Problem —
Will you give the material below again, every line exactly as it is?

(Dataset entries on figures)
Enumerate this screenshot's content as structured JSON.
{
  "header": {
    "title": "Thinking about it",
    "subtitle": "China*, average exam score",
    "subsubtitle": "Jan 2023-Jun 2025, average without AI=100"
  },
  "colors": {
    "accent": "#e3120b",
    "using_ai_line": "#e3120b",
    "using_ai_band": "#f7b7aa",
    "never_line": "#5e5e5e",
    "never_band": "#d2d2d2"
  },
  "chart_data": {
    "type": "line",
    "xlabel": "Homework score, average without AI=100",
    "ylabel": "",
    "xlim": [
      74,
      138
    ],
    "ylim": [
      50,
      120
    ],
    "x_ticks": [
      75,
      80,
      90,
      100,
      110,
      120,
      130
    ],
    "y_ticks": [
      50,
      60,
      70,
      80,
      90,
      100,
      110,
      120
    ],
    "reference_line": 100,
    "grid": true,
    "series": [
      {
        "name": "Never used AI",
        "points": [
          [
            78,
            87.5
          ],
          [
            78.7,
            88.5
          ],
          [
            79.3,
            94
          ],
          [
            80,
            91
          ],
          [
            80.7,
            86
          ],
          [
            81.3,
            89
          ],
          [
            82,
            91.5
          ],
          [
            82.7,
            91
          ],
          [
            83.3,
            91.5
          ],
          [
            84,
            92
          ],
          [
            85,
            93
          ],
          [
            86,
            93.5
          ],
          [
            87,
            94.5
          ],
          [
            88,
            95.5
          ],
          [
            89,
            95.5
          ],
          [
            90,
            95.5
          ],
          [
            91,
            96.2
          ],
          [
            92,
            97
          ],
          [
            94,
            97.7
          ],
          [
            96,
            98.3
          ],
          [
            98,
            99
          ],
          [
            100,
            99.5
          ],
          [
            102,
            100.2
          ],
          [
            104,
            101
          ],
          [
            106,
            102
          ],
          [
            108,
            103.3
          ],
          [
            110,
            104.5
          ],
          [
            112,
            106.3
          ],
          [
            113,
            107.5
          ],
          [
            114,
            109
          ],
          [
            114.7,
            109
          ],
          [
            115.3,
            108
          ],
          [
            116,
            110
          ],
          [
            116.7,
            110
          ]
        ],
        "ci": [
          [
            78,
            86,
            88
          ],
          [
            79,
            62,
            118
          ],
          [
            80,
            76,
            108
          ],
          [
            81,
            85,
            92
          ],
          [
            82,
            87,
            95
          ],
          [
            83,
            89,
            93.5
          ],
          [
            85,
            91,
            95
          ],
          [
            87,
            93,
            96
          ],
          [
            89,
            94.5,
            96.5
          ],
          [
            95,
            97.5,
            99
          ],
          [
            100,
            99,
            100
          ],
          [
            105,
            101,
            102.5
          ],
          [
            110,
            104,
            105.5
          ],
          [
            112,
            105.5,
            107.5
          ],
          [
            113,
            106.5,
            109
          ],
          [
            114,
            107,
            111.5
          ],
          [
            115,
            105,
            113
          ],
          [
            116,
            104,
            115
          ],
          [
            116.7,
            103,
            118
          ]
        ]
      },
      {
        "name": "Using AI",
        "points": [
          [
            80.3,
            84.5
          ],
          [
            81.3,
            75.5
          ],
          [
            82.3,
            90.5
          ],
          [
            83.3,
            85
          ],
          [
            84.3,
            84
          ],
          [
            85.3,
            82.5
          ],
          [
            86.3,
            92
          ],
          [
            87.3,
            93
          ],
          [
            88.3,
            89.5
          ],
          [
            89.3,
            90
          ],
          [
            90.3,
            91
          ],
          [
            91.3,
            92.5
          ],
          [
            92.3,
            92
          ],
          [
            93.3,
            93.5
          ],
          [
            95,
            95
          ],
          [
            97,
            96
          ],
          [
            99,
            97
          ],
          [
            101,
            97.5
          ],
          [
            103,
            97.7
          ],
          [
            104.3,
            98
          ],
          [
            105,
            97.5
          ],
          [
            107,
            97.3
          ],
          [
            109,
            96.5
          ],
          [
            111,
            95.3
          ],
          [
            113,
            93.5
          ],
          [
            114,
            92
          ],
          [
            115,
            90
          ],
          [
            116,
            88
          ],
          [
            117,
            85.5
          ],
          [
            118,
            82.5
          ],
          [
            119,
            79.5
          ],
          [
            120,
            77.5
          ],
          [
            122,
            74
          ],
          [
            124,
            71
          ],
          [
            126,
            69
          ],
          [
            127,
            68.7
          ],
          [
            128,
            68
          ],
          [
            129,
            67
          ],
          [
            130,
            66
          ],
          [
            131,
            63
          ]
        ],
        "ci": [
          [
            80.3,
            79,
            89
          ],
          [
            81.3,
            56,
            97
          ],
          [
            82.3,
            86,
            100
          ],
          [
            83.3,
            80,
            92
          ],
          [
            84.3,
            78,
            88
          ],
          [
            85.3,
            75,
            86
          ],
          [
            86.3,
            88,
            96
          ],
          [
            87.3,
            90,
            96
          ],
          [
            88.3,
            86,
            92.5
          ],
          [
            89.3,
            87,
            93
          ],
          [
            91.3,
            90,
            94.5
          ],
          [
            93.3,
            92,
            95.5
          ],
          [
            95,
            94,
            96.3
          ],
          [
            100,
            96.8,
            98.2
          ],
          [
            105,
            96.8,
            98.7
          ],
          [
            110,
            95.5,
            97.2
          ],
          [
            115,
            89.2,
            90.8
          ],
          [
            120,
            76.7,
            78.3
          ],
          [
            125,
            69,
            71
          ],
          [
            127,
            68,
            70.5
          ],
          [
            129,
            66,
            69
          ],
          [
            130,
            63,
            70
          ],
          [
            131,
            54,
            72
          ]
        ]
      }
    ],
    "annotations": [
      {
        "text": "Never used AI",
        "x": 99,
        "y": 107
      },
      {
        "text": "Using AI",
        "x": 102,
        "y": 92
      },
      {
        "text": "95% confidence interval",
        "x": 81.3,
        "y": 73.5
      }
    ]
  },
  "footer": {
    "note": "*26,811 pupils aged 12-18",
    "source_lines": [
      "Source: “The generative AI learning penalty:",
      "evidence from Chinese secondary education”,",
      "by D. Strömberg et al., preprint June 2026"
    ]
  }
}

Result of this exercise —
Enumerate this screenshot's content as structured JSON.
{
  "header": {
    "title": "Thinking about it",
    "subtitle": "China*, average exam score",
    "subsubtitle": "Jan 2023-Jun 2025, average without AI=100"
  },
  "colors": {
    "accent": "#e3120b",
    "using_ai_line": "#e3120b",
    "using_ai_band": "#f7b7aa",
    "never_line": "#5e5e5e",
    "never_band": "#d2d2d2"
  },
  "chart_data": {
    "type": "line",
    "xlabel": "Homework score, average without AI=100",
    "ylabel": "",
    "xlim": [
      74,
      138
    ],
    "ylim": [
      50,
      120
    ],
    "x_ticks": [
      75,
      80,
      90,
      100,
      110,
      120,
      130
    ],
    "y_ticks": [
      50,
      60,
      70,
      80,
      90,
      100,
      110,
      120
    ],
    "reference_line": 100,
    "grid": true,
    "series": [
      {
        "name": "Never used AI",
        "points": [
          [
            78,
            87.5
          ],
          [
            78.7,
            88.5
          ],
          [
            79.3,
            94
          ],
          [
            80,
            91
          ],
          [
            80.7,
            86
          ],
          [
            81.3,
            89
          ],
          [
            82,
            91.5
          ],
          [
            82.7,
            91
          ],
          [
            83.3,
            91.5
          ],
          [
            84,
            92
          ],
          [
            85,
            93
          ],
          [
            86,
            93.5
          ],
          [
            87,
            94.5
          ],
          [
            88,
            95.5
          ],
          [
            89,
            95.5
          ],
          [
            90,
            95.5
          ],
          [
            91,
            96.2
          ],
          [
            92,
            97
          ],
          [
            94,
            97.7
          ],
          [
            96,
            98.3
          ],
          [
            98,
            99
          ],
          [
            100,
            99.5
          ],
          [
            102,
            100.2
          ],
          [
            104,
            101
          ],
          [
            106,
            102
          ],
          [
            108,
            103.3
          ],
          [
            110,
            104.5
          ],
          [
            112,
            106.3
          ],
          [
            113,
            107.5
          ],
          [
            114,
            109
          ],
          [
            114.7,
            109
          ],
          [
            115.3,
            108
          ],
          [
            116,
            110
          ],
          [
            116.7,
            110
          ]
        ],
        "ci": [
          [
            78,
            86,
            88
          ],
          [
            79,
            62,
            118
          ],
          [
            80,
            76,
            108
          ],
          [
            81,
            85,
            92
          ],
          [
            82,
            87,
            95
          ],
          [
            83,
            89,
            93.5
          ],
          [
            85,
            91,
            95
          ],
          [
            87,
            93,
            96
          ],
          [
            89,
            94.5,
            96.5
          ],
          [
            95,
            97.5,
            99
          ],
          [
            100,
            99,
            100
          ],
          [
            105,
            101,
            102.5
          ],
          [
            110,
            104,
            105.5
          ],
          [
            112,
            105.5,
            107.5
          ],
          [
            113,
            106.5,
            109
          ],
          [
            114,
            107,
            111.5
          ],
          [
            115,
            105,
            113
          ],
          [
            116,
            104,
            115
          ],
          [
            116.7,
            103,
            118
          ]
        ]
      },
      {
        "name": "Using AI",
        "points": [
          [
            80.3,
            84.5
          ],
          [
            81.3,
            75.5
          ],
          [
            82.3,
            90.5
          ],
          [
            83.3,
            85
          ],
          [
            84.3,
            84
          ],
          [
            85.3,
            82.5
          ],
          [
            86.3,
            92
          ],
          [
            87.3,
            93
          ],
          [
            88.3,
            89.5
          ],
          [
            89.3,
            90
          ],
          [
            90.3,
            91
          ],
          [
            91.3,
            92.5
          ],
          [
            92.3,
            92
          ],
          [
            93.3,
            93.5
          ],
          [
            95,
            95
          ],
          [
            97,
            96
          ],
          [
            99,
            97
          ],
          [
            101,
            97.5
          ],
          [
            103,
            97.7
          ],
          [
            104.3,
            98
          ],
          [
            105,
            97.5
          ],
          [
            107,
            97.3
          ],
          [
            109,
            96.5
          ],
          [
            111,
            95.3
          ],
          [
            113,
            93.5
          ],
          [
            114,
            92
          ],
          [
            115,
            90
          ],
          [
            116,
            88
          ],
          [
            117,
            85.5
          ],
          [
            118,
            82.5
          ],
          [
            119,
            79.5
          ],
          [
            120,
            77.5
          ],
          [
            122,
            74
          ],
          [
            124,
            71
          ],
          [
            126,
            69
          ],
          [
            127,
            68.7
          ],
          [
            128,
            68
          ],
          [
            129,
            67
          ],
          [
            130,
            66
          ],
          [
            131,
            63
          ]
        ],
        "ci": [
          [
            80.3,
            79,
            89
          ],
          [
            81.3,
            56,
            97
          ],
          [
            82.3,
            86,
            100
          ],
          [
            83.3,
            80,
            92
          ],
          [
            84.3,
            78,
            88
          ],
          [
            85.3,
            75,
            86
          ],
          [
            86.3,
            88,
            96
          ],
          [
            87.3,
            90,
            96
          ],
          [
            88.3,
            86,
            92.5
          ],
          [
            89.3,
            87,
            93
          ],
          [
            91.3,
            90,
            94.5
          ],
          [
            93.3,
            92,
            95.5
          ],
          [
            95,
            94,
            96.3
          ],
          [
            100,
            96.8,
            98.2
          ],
          [
            105,
            96.8,
            98.7
          ],
          [
            110,
            95.5,
            97.2
          ],
          [
            115,
            89.2,
            90.8
          ],
          [
            120,
            76.7,
            78.3
          ],
          [
            125,
            69,
            71
          ],
          [
            127,
            68,
            70.5
          ],
          [
            129,
            66,
            69
          ],
          [
            130,
            63,
            70
          ],
          [
            131,
            54,
            72
          ]
        ]
      }
    ],
    "annotations": [
      {
        "text": "Never used AI",
        "x": 99,
        "y": 107
      },
      {
        "text": "Using AI",
        "x": 102,
        "y": 92
      },
      {
        "text": "95% confidence interval",
        "x": 81.3,
        "y": 73.5
      }
    ]
  },
  "footer": {
    "note": "*26,811 pupils aged 12-18",
    "source_lines": [
      "Source: “The generative AI learning penalty:",
      "evidence from Chinese secondary education”,",
      "by D. Strömberg et al., preprint June 2026"
    ]
  }
}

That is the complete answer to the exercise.